━━━ Entries shown ━━━
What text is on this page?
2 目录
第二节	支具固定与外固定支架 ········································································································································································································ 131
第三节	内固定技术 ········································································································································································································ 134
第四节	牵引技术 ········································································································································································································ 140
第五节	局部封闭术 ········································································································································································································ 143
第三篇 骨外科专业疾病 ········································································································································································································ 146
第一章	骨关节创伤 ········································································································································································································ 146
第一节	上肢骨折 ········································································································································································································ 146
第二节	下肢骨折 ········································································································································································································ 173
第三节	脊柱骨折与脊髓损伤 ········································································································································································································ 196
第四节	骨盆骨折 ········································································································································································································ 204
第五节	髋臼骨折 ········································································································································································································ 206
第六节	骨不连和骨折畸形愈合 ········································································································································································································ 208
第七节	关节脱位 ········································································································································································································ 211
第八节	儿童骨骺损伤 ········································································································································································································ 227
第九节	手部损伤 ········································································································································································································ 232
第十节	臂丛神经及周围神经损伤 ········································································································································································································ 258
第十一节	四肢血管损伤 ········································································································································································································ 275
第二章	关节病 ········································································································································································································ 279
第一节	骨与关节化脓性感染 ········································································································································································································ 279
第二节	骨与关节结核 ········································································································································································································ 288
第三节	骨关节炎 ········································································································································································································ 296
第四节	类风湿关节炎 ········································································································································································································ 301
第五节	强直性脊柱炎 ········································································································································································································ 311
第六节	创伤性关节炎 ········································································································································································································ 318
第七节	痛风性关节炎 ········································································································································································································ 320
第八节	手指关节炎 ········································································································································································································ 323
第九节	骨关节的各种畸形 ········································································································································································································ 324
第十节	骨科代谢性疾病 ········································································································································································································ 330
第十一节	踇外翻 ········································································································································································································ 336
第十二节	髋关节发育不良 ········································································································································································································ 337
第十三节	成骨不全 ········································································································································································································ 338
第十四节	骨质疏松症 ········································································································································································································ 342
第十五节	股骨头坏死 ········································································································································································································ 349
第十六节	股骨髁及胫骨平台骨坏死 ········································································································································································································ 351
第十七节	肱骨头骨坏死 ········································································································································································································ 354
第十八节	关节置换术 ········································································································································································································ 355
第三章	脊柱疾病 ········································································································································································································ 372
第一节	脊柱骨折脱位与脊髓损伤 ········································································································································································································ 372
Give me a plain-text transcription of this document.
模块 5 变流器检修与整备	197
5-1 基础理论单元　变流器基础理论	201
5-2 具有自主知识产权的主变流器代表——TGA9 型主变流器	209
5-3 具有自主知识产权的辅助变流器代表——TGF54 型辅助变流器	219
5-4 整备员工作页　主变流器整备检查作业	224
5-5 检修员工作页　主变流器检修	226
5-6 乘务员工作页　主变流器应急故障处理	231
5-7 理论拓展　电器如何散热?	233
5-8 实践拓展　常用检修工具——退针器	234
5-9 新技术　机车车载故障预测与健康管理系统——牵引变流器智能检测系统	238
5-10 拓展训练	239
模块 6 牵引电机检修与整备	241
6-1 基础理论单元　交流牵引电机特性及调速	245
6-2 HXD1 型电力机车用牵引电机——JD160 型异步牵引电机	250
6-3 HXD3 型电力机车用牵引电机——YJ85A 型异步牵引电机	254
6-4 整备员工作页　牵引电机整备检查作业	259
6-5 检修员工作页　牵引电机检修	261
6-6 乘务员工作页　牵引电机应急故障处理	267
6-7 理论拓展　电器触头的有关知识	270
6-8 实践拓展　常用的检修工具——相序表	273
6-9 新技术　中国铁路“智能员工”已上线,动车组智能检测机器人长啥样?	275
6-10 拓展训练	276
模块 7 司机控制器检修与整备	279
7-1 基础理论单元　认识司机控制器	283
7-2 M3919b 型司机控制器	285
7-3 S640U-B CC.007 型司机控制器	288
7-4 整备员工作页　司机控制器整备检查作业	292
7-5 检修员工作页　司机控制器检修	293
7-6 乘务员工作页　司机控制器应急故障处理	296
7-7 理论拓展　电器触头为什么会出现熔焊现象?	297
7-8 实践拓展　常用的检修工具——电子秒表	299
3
━━━
- Required task -
Exactly as they are written, print the entries again.

- Response to this task -
What text is on this page?
2 目录
第二节	支具固定与外固定支架 ········································································································································································································ 131
第三节	内固定技术 ········································································································································································································ 134
第四节	牵引技术 ········································································································································································································ 140
第五节	局部封闭术 ········································································································································································································ 143
第三篇 骨外科专业疾病 ········································································································································································································ 146
第一章	骨关节创伤 ········································································································································································································ 146
第一节	上肢骨折 ········································································································································································································ 146
第二节	下肢骨折 ········································································································································································································ 173
第三节	脊柱骨折与脊髓损伤 ········································································································································································································ 196
第四节	骨盆骨折 ········································································································································································································ 204
第五节	髋臼骨折 ········································································································································································································ 206
第六节	骨不连和骨折畸形愈合 ········································································································································································································ 208
第七节	关节脱位 ········································································································································································································ 211
第八节	儿童骨骺损伤 ········································································································································································································ 227
第九节	手部损伤 ········································································································································································································ 232
第十节	臂丛神经及周围神经损伤 ········································································································································································································ 258
第十一节	四肢血管损伤 ········································································································································································································ 275
第二章	关节病 ········································································································································································································ 279
第一节	骨与关节化脓性感染 ········································································································································································································ 279
第二节	骨与关节结核 ········································································································································································································ 288
第三节	骨关节炎 ········································································································································································································ 296
第四节	类风湿关节炎 ········································································································································································································ 301
第五节	强直性脊柱炎 ········································································································································································································ 311
第六节	创伤性关节炎 ········································································································································································································ 318
第七节	痛风性关节炎 ········································································································································································································ 320
第八节	手指关节炎 ········································································································································································································ 323
第九节	骨关节的各种畸形 ········································································································································································································ 324
第十节	骨科代谢性疾病 ········································································································································································································ 330
第十一节	踇外翻 ········································································································································································································ 336
第十二节	髋关节发育不良 ········································································································································································································ 337
第十三节	成骨不全 ········································································································································································································ 338
第十四节	骨质疏松症 ········································································································································································································ 342
第十五节	股骨头坏死 ········································································································································································································ 349
第十六节	股骨髁及胫骨平台骨坏死 ········································································································································································································ 351
第十七节	肱骨头骨坏死 ········································································································································································································ 354
第十八节	关节置换术 ········································································································································································································ 355
第三章	脊柱疾病 ········································································································································································································ 372
第一节	脊柱骨折脱位与脊髓损伤 ········································································································································································································ 372
Give me a plain-text transcription of this document.
模块 5 变流器检修与整备	197
5-1 基础理论单元　变流器基础理论	201
5-2 具有自主知识产权的主变流器代表——TGA9 型主变流器	209
5-3 具有自主知识产权的辅助变流器代表——TGF54 型辅助变流器	219
5-4 整备员工作页　主变流器整备检查作业	224
5-5 检修员工作页　主变流器检修	226
5-6 乘务员工作页　主变流器应急故障处理	231
5-7 理论拓展　电器如何散热?	233
5-8 实践拓展　常用检修工具——退针器	234
5-9 新技术　机车车载故障预测与健康管理系统——牵引变流器智能检测系统	238
5-10 拓展训练	239
模块 6 牵引电机检修与整备	241
6-1 基础理论单元　交流牵引电机特性及调速	245
6-2 HXD1 型电力机车用牵引电机——JD160 型异步牵引电机	250
6-3 HXD3 型电力机车用牵引电机——YJ85A 型异步牵引电机	254
6-4 整备员工作页　牵引电机整备检查作业	259
6-5 检修员工作页　牵引电机检修	261
6-6 乘务员工作页　牵引电机应急故障处理	267
6-7 理论拓展　电器触头的有关知识	270
6-8 实践拓展　常用的检修工具——相序表	273
6-9 新技术　中国铁路“智能员工”已上线,动车组智能检测机器人长啥样?	275
6-10 拓展训练	276
模块 7 司机控制器检修与整备	279
7-1 基础理论单元　认识司机控制器	283
7-2 M3919b 型司机控制器	285
7-3 S640U-B CC.007 型司机控制器	288
7-4 整备员工作页　司机控制器整备检查作业	292
7-5 检修员工作页　司机控制器检修	293
7-6 乘务员工作页　司机控制器应急故障处理	296
7-7 理论拓展　电器触头为什么会出现熔焊现象?	297
7-8 实践拓展　常用的检修工具——电子秒表	299
3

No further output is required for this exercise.